#### [Problem details]
Can all of these lines be returned exactly?

[Saved entries]
— begin —

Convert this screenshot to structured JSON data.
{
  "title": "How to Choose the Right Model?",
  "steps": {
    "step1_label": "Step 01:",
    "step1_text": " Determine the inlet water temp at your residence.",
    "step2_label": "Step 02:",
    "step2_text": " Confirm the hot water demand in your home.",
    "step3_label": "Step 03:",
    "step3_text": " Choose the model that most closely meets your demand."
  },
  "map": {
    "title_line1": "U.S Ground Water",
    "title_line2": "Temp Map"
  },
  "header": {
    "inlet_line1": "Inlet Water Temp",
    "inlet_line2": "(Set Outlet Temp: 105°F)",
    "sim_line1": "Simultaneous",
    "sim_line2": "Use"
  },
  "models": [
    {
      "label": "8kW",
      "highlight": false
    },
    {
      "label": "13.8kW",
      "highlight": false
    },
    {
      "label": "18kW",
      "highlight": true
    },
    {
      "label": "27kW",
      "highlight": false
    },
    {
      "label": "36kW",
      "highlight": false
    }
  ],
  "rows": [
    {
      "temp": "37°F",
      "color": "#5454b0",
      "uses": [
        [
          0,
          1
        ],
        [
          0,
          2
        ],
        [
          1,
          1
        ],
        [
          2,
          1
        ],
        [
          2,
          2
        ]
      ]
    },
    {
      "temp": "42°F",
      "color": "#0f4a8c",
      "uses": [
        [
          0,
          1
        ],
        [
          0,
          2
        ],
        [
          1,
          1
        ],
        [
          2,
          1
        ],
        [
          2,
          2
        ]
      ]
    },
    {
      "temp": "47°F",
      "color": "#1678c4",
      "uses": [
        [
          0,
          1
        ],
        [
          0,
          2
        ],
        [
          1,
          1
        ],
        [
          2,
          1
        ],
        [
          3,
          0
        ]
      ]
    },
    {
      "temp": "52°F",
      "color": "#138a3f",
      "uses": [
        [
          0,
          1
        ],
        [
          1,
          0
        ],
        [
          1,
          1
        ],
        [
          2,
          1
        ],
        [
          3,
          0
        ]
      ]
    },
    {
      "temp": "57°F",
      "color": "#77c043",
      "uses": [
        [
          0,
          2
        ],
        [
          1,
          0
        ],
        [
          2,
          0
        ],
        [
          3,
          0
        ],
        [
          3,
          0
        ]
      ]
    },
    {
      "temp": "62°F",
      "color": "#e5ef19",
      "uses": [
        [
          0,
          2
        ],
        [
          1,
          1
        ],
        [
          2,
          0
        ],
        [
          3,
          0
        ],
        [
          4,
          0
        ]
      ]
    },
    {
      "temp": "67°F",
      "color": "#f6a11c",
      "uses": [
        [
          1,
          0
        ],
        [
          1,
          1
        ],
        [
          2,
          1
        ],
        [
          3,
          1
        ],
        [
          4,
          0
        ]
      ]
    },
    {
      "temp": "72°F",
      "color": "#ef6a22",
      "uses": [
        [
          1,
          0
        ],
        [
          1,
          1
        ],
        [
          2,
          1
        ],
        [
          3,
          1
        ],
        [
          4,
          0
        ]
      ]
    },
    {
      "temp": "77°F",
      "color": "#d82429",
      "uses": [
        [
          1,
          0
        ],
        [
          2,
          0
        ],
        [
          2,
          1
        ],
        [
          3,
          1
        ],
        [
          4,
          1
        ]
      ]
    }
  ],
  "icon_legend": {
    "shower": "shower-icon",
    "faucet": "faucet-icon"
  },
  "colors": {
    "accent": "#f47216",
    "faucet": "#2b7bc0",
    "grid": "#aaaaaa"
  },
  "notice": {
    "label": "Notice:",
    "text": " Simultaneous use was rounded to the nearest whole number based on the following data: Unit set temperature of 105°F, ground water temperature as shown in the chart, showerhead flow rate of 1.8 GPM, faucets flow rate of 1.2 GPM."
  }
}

— end —

#### [Written answer]
Convert this screenshot to structured JSON data.
{
  "title": "How to Choose the Right Model?",
  "steps": {
    "step1_label": "Step 01:",
    "step1_text": " Determine the inlet water temp at your residence.",
    "step2_label": "Step 02:",
    "step2_text": " Confirm the hot water demand in your home.",
    "step3_label": "Step 03:",
    "step3_text": " Choose the model that most closely meets your demand."
  },
  "map": {
    "title_line1": "U.S Ground Water",
    "title_line2": "Temp Map"
  },
  "header": {
    "inlet_line1": "Inlet Water Temp",
    "inlet_line2": "(Set Outlet Temp: 105°F)",
    "sim_line1": "Simultaneous",
    "sim_line2": "Use"
  },
  "models": [
    {
      "label": "8kW",
      "highlight": false
    },
    {
      "label": "13.8kW",
      "highlight": false
    },
    {
      "label": "18kW",
      "highlight": true
    },
    {
      "label": "27kW",
      "highlight": false
    },
    {
      "label": "36kW",
      "highlight": false
    }
  ],
  "rows": [
    {
      "temp": "37°F",
      "color": "#5454b0",
      "uses": [
        [
          0,
          1
        ],
        [
          0,
          2
        ],
        [
          1,
          1
        ],
        [
          2,
          1
        ],
        [
          2,
          2
        ]
      ]
    },
    {
      "temp": "42°F",
      "color": "#0f4a8c",
      "uses": [
        [
          0,
          1
        ],
        [
          0,
          2
        ],
        [
          1,
          1
        ],
        [
          2,
          1
        ],
        [
          2,
          2
        ]
      ]
    },
    {
      "temp": "47°F",
      "color": "#1678c4",
      "uses": [
        [
          0,
          1
        ],
        [
          0,
          2
        ],
        [
          1,
          1
        ],
        [
          2,
          1
        ],
        [
          3,
          0
        ]
      ]
    },
    {
      "temp": "52°F",
      "color": "#138a3f",
      "uses": [
        [
          0,
          1
        ],
        [
          1,
          0
        ],
        [
          1,
          1
        ],
        [
          2,
          1
        ],
        [
          3,
          0
        ]
      ]
    },
    {
      "temp": "57°F",
      "color": "#77c043",
      "uses": [
        [
          0,
          2
        ],
        [
          1,
          0
        ],
        [
          2,
          0
        ],
        [
          3,
          0
        ],
        [
          3,
          0
        ]
      ]
    },
    {
      "temp": "62°F",
      "color": "#e5ef19",
      "uses": [
        [
          0,
          2
        ],
        [
          1,
          1
        ],
        [
          2,
          0
        ],
        [
          3,
          0
        ],
        [
          4,
          0
        ]
      ]
    },
    {
      "temp": "67°F",
      "color": "#f6a11c",
      "uses": [
        [
          1,
          0
        ],
        [
          1,
          1
        ],
        [
          2,
          1
        ],
        [
          3,
          1
        ],
        [
          4,
          0
        ]
      ]
    },
    {
      "temp": "72°F",
      "color": "#ef6a22",
      "uses": [
        [
          1,
          0
        ],
        [
          1,
          1
        ],
        [
          2,
          1
        ],
        [
          3,
          1
        ],
        [
          4,
          0
        ]
      ]
    },
    {
      "temp": "77°F",
      "color": "#d82429",
      "uses": [
        [
          1,
          0
        ],
        [
          2,
          0
        ],
        [
          2,
          1
        ],
        [
          3,
          1
        ],
        [
          4,
          1
        ]
      ]
    }
  ],
  "icon_legend": {
    "shower": "shower-icon",
    "faucet": "faucet-icon"
  },
  "colors": {
    "accent": "#f47216",
    "faucet": "#2b7bc0",
    "grid": "#aaaaaa"
  },
  "notice": {
    "label": "Notice:",
    "text": " Simultaneous use was rounded to the nearest whole number based on the following data: Unit set temperature of 105°F, ground water temperature as shown in the chart, showerhead flow rate of 1.8 GPM, faucets flow rate of 1.2 GPM."
  }
}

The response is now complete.